Write the records out again, keeping each line exactly as it is.

:: INFORMATION GIVEN ::

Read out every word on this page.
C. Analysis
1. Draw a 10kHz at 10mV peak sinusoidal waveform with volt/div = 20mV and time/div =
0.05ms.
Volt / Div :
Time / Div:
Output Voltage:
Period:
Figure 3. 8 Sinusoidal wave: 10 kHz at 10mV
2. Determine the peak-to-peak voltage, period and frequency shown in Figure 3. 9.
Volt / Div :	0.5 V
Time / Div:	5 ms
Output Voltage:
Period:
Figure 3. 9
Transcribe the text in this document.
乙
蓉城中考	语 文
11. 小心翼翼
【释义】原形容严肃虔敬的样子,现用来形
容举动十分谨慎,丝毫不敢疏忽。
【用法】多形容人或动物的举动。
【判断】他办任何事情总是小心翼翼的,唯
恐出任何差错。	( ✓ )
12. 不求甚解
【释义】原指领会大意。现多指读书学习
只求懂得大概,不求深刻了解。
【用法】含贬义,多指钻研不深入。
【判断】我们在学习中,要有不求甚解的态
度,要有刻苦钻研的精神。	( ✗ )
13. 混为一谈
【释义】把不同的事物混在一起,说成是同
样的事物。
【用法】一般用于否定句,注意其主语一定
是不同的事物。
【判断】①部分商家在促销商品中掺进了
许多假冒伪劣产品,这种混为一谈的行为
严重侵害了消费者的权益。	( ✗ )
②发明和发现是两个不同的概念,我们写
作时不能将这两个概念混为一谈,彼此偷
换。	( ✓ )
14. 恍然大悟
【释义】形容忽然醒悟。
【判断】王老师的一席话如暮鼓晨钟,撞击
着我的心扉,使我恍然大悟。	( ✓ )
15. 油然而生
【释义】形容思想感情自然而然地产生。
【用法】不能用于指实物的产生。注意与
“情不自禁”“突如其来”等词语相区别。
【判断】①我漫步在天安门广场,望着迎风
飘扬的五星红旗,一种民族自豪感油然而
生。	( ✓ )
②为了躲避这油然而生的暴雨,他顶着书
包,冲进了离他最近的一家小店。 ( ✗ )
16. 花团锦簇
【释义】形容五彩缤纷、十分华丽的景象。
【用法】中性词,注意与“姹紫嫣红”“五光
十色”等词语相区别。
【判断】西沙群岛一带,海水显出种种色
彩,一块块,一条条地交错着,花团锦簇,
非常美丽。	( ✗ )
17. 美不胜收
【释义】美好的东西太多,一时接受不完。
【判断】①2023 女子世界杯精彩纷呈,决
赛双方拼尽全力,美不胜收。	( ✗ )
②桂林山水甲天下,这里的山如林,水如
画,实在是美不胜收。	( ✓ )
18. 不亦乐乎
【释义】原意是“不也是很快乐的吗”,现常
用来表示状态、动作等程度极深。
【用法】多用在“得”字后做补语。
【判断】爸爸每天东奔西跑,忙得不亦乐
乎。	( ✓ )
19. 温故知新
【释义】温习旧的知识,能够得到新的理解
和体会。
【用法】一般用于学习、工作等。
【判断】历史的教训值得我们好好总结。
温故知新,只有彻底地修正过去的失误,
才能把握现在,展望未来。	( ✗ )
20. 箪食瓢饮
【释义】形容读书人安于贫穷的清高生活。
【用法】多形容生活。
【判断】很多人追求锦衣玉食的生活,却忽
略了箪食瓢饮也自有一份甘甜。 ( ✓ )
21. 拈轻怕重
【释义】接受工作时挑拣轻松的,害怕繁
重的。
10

:::

> _RESPONSE FOR THIS EXERCISE_
Read out every word on this page.
C. Analysis
1. Draw a 10kHz at 10mV peak sinusoidal waveform with volt/div = 20mV and time/div =
0.05ms.
Volt / Div :
Time / Div:
Output Voltage:
Period:
Figure 3. 8 Sinusoidal wave: 10 kHz at 10mV
2. Determine the peak-to-peak voltage, period and frequency shown in Figure 3. 9.
Volt / Div :	0.5 V
Time / Div:	5 ms
Output Voltage:
Period:
Figure 3. 9
Transcribe the text in this document.
乙
蓉城中考	语 文
11. 小心翼翼
【释义】原形容严肃虔敬的样子,现用来形
容举动十分谨慎,丝毫不敢疏忽。
【用法】多形容人或动物的举动。
【判断】他办任何事情总是小心翼翼的,唯
恐出任何差错。	( ✓ )
12. 不求甚解
【释义】原指领会大意。现多指读书学习
只求懂得大概,不求深刻了解。
【用法】含贬义,多指钻研不深入。
【判断】我们在学习中,要有不求甚解的态
度,要有刻苦钻研的精神。	( ✗ )
13. 混为一谈
【释义】把不同的事物混在一起,说成是同
样的事物。
【用法】一般用于否定句,注意其主语一定
是不同的事物。
【判断】①部分商家在促销商品中掺进了
许多假冒伪劣产品,这种混为一谈的行为
严重侵害了消费者的权益。	( ✗ )
②发明和发现是两个不同的概念,我们写
作时不能将这两个概念混为一谈,彼此偷
换。	( ✓ )
14. 恍然大悟
【释义】形容忽然醒悟。
【判断】王老师的一席话如暮鼓晨钟,撞击
着我的心扉,使我恍然大悟。	( ✓ )
15. 油然而生
【释义】形容思想感情自然而然地产生。
【用法】不能用于指实物的产生。注意与
“情不自禁”“突如其来”等词语相区别。
【判断】①我漫步在天安门广场,望着迎风
飘扬的五星红旗,一种民族自豪感油然而
生。	( ✓ )
②为了躲避这油然而生的暴雨,他顶着书
包,冲进了离他最近的一家小店。 ( ✗ )
16. 花团锦簇
【释义】形容五彩缤纷、十分华丽的景象。
【用法】中性词,注意与“姹紫嫣红”“五光
十色”等词语相区别。
【判断】西沙群岛一带,海水显出种种色
彩,一块块,一条条地交错着,花团锦簇,
非常美丽。	( ✗ )
17. 美不胜收
【释义】美好的东西太多,一时接受不完。
【判断】①2023 女子世界杯精彩纷呈,决
赛双方拼尽全力,美不胜收。	( ✗ )
②桂林山水甲天下,这里的山如林,水如
画,实在是美不胜收。	( ✓ )
18. 不亦乐乎
【释义】原意是“不也是很快乐的吗”,现常
用来表示状态、动作等程度极深。
【用法】多用在“得”字后做补语。
【判断】爸爸每天东奔西跑,忙得不亦乐
乎。	( ✓ )
19. 温故知新
【释义】温习旧的知识,能够得到新的理解
和体会。
【用法】一般用于学习、工作等。
【判断】历史的教训值得我们好好总结。
温故知新,只有彻底地修正过去的失误,
才能把握现在,展望未来。	( ✗ )
20. 箪食瓢饮
【释义】形容读书人安于贫穷的清高生活。
【用法】多形容生活。
【判断】很多人追求锦衣玉食的生活,却忽
略了箪食瓢饮也自有一份甘甜。 ( ✓ )
21. 拈轻怕重
【释义】接受工作时挑拣轻松的,害怕繁
重的。
10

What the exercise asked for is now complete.